ASSIGNMENT: Whenever a line in the data holds the string "concentration", copy that line.
-=-=-=-=-
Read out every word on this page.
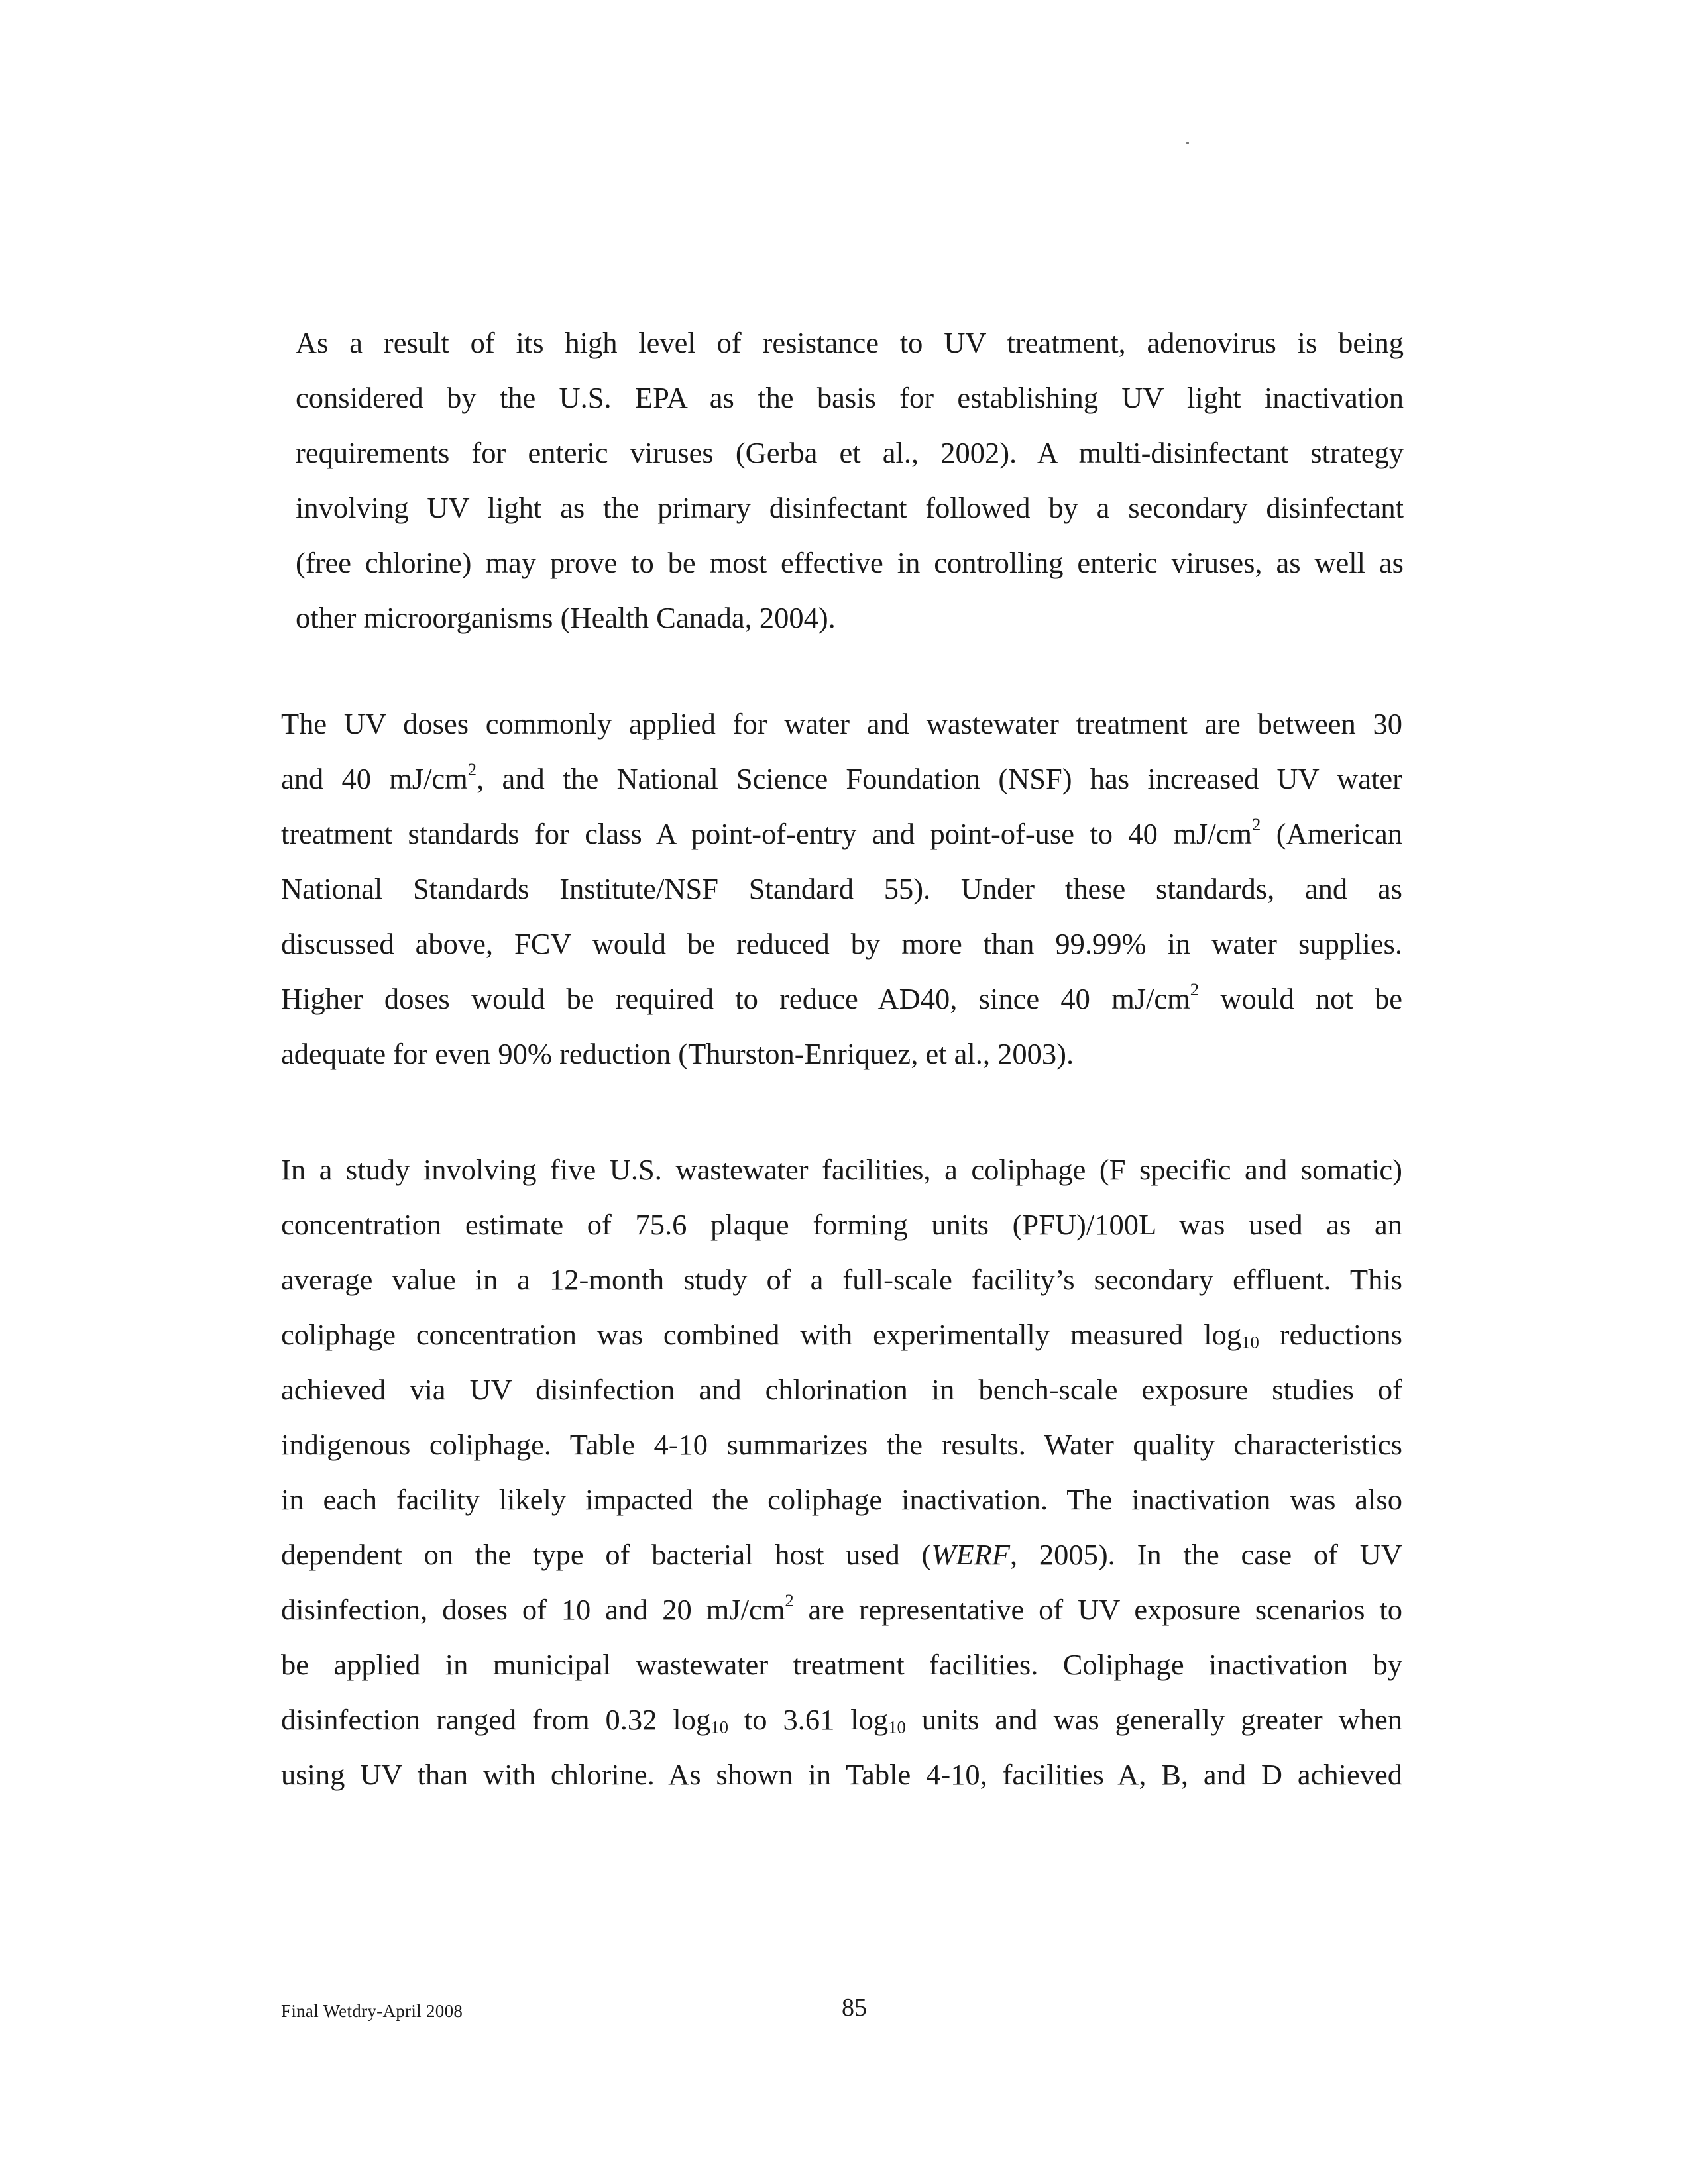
As a result of its high level of resistance to UV treatment, adenovirus is being
considered by the U.S. EPA as the basis for establishing UV light inactivation
requirements for enteric viruses (Gerba et al., 2002). A multi-disinfectant strategy
involving UV light as the primary disinfectant followed by a secondary disinfectant
(free chlorine) may prove to be most effective in controlling enteric viruses, as well as
other microorganisms (Health Canada, 2004).
The UV doses commonly applied for water and wastewater treatment are between 30
and 40 $mJ/cm^2$, and the National Science Foundation (NSF) has increased UV water
treatment standards for class A point-of-entry and point-of-use to 40 $mJ/cm^2$ (American
National Standards Institute/NSF Standard 55). Under these standards, and as
discussed above, FCV would be reduced by more than 99.99% in water supplies.
Higher doses would be required to reduce AD40, since 40 $mJ/cm^2$ would not be
adequate for even 90% reduction (Thurston-Enriquez, et al., 2003).
In a study involving five U.S. wastewater facilities, a coliphage (F specific and somatic)
concentration estimate of 75.6 plaque forming units (PFU)/100L was used as an
average value in a 12-month study of a full-scale facility’s secondary effluent. This
coliphage concentration was combined with experimentally measured $\log_{10}$ reductions
achieved via UV disinfection and chlorination in bench-scale exposure studies of
indigenous coliphage. Table 4-10 summarizes the results. Water quality characteristics
in each facility likely impacted the coliphage inactivation. The inactivation was also
dependent on the type of bacterial host used (WERF, 2005). In the case of UV
disinfection, doses of 10 and 20 $mJ/cm^2$ are representative of UV exposure scenarios to
be applied in municipal wastewater treatment facilities. Coliphage inactivation by
disinfection ranged from 0.32 $\log_{10}$ to 3.61 $\log_{10}$ units and was generally greater when
using UV than with chlorine. As shown in Table 4-10, facilities A, B, and D achieved
Final Wetdry-April 2008	85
-=-=-=-=-
EXERCISE RESULT:
concentration estimate of 75.6 plaque forming units (PFU)/100L was used as an
coliphage concentration was combined with experimentally measured $\log_{10}$ reductions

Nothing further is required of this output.